> _Written request_
Write every record out again exactly as given.

Dataset items:
>>>

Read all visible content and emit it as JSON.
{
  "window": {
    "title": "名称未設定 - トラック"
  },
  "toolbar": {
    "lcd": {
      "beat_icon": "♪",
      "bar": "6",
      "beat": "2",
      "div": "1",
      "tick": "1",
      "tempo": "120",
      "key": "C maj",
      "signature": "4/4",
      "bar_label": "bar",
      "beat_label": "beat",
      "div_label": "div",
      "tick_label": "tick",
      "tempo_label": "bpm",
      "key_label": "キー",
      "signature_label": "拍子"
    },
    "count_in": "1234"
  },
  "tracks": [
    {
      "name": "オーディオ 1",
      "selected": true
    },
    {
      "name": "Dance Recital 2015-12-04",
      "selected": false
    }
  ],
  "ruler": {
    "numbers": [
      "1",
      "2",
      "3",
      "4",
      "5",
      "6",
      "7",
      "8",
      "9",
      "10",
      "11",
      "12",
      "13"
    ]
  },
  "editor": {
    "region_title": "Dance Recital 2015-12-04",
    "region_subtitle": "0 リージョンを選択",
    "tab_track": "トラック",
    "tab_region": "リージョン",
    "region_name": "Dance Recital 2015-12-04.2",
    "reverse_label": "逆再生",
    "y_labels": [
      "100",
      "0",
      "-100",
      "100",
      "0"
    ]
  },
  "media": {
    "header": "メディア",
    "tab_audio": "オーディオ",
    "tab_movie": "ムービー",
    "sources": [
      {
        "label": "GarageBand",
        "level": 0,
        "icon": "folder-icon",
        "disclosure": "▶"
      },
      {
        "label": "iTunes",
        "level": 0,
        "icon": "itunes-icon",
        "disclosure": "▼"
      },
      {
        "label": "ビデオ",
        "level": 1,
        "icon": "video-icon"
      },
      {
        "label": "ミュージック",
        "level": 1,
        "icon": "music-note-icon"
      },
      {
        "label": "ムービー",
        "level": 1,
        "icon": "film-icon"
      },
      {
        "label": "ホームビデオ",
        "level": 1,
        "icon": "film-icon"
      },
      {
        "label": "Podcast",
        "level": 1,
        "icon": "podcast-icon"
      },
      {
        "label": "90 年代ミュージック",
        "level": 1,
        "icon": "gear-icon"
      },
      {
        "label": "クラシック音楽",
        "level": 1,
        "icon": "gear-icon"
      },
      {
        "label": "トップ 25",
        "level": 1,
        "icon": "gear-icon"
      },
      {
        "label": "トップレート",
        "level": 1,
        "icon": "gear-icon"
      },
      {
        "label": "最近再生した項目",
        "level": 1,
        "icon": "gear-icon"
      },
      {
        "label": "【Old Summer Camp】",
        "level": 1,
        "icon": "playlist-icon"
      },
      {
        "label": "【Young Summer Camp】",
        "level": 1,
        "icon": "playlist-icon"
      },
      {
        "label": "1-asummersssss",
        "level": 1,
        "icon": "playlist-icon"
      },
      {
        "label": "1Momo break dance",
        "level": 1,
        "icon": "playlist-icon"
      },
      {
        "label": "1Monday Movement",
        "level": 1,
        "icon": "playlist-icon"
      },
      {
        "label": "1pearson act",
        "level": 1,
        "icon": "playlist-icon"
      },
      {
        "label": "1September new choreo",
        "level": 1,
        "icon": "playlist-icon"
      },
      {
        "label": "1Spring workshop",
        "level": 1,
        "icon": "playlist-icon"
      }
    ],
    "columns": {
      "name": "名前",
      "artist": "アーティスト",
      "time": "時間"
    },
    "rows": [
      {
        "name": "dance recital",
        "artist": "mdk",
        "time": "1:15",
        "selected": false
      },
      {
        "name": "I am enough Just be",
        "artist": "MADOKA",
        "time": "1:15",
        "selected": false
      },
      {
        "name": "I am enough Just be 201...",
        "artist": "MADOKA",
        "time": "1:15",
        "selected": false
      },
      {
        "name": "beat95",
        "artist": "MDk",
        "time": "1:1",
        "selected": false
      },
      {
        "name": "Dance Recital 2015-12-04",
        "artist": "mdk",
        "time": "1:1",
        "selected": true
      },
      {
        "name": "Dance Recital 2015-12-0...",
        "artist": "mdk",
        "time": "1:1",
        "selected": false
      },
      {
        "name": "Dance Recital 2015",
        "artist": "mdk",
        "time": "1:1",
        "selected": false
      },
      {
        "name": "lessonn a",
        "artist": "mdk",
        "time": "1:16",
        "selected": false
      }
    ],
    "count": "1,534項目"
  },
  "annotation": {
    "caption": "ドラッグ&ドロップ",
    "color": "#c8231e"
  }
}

<<<

> _Solution for this exercise_
Read all visible content and emit it as JSON.
{
  "window": {
    "title": "名称未設定 - トラック"
  },
  "toolbar": {
    "lcd": {
      "beat_icon": "♪",
      "bar": "6",
      "beat": "2",
      "div": "1",
      "tick": "1",
      "tempo": "120",
      "key": "C maj",
      "signature": "4/4",
      "bar_label": "bar",
      "beat_label": "beat",
      "div_label": "div",
      "tick_label": "tick",
      "tempo_label": "bpm",
      "key_label": "キー",
      "signature_label": "拍子"
    },
    "count_in": "1234"
  },
  "tracks": [
    {
      "name": "オーディオ 1",
      "selected": true
    },
    {
      "name": "Dance Recital 2015-12-04",
      "selected": false
    }
  ],
  "ruler": {
    "numbers": [
      "1",
      "2",
      "3",
      "4",
      "5",
      "6",
      "7",
      "8",
      "9",
      "10",
      "11",
      "12",
      "13"
    ]
  },
  "editor": {
    "region_title": "Dance Recital 2015-12-04",
    "region_subtitle": "0 リージョンを選択",
    "tab_track": "トラック",
    "tab_region": "リージョン",
    "region_name": "Dance Recital 2015-12-04.2",
    "reverse_label": "逆再生",
    "y_labels": [
      "100",
      "0",
      "-100",
      "100",
      "0"
    ]
  },
  "media": {
    "header": "メディア",
    "tab_audio": "オーディオ",
    "tab_movie": "ムービー",
    "sources": [
      {
        "label": "GarageBand",
        "level": 0,
        "icon": "folder-icon",
        "disclosure": "▶"
      },
      {
        "label": "iTunes",
        "level": 0,
        "icon": "itunes-icon",
        "disclosure": "▼"
      },
      {
        "label": "ビデオ",
        "level": 1,
        "icon": "video-icon"
      },
      {
        "label": "ミュージック",
        "level": 1,
        "icon": "music-note-icon"
      },
      {
        "label": "ムービー",
        "level": 1,
        "icon": "film-icon"
      },
      {
        "label": "ホームビデオ",
        "level": 1,
        "icon": "film-icon"
      },
      {
        "label": "Podcast",
        "level": 1,
        "icon": "podcast-icon"
      },
      {
        "label": "90 年代ミュージック",
        "level": 1,
        "icon": "gear-icon"
      },
      {
        "label": "クラシック音楽",
        "level": 1,
        "icon": "gear-icon"
      },
      {
        "label": "トップ 25",
        "level": 1,
        "icon": "gear-icon"
      },
      {
        "label": "トップレート",
        "level": 1,
        "icon": "gear-icon"
      },
      {
        "label": "最近再生した項目",
        "level": 1,
        "icon": "gear-icon"
      },
      {
        "label": "【Old Summer Camp】",
        "level": 1,
        "icon": "playlist-icon"
      },
      {
        "label": "【Young Summer Camp】",
        "level": 1,
        "icon": "playlist-icon"
      },
      {
        "label": "1-asummersssss",
        "level": 1,
        "icon": "playlist-icon"
      },
      {
        "label": "1Momo break dance",
        "level": 1,
        "icon": "playlist-icon"
      },
      {
        "label": "1Monday Movement",
        "level": 1,
        "icon": "playlist-icon"
      },
      {
        "label": "1pearson act",
        "level": 1,
        "icon": "playlist-icon"
      },
      {
        "label": "1September new choreo",
        "level": 1,
        "icon": "playlist-icon"
      },
      {
        "label": "1Spring workshop",
        "level": 1,
        "icon": "playlist-icon"
      }
    ],
    "columns": {
      "name": "名前",
      "artist": "アーティスト",
      "time": "時間"
    },
    "rows": [
      {
        "name": "dance recital",
        "artist": "mdk",
        "time": "1:15",
        "selected": false
      },
      {
        "name": "I am enough Just be",
        "artist": "MADOKA",
        "time": "1:15",
        "selected": false
      },
      {
        "name": "I am enough Just be 201...",
        "artist": "MADOKA",
        "time": "1:15",
        "selected": false
      },
      {
        "name": "beat95",
        "artist": "MDk",
        "time": "1:1",
        "selected": false
      },
      {
        "name": "Dance Recital 2015-12-04",
        "artist": "mdk",
        "time": "1:1",
        "selected": true
      },
      {
        "name": "Dance Recital 2015-12-0...",
        "artist": "mdk",
        "time": "1:1",
        "selected": false
      },
      {
        "name": "Dance Recital 2015",
        "artist": "mdk",
        "time": "1:1",
        "selected": false
      },
      {
        "name": "lessonn a",
        "artist": "mdk",
        "time": "1:16",
        "selected": false
      }
    ],
    "count": "1,534項目"
  },
  "annotation": {
    "caption": "ドラッグ&ドロップ",
    "color": "#c8231e"
  }
}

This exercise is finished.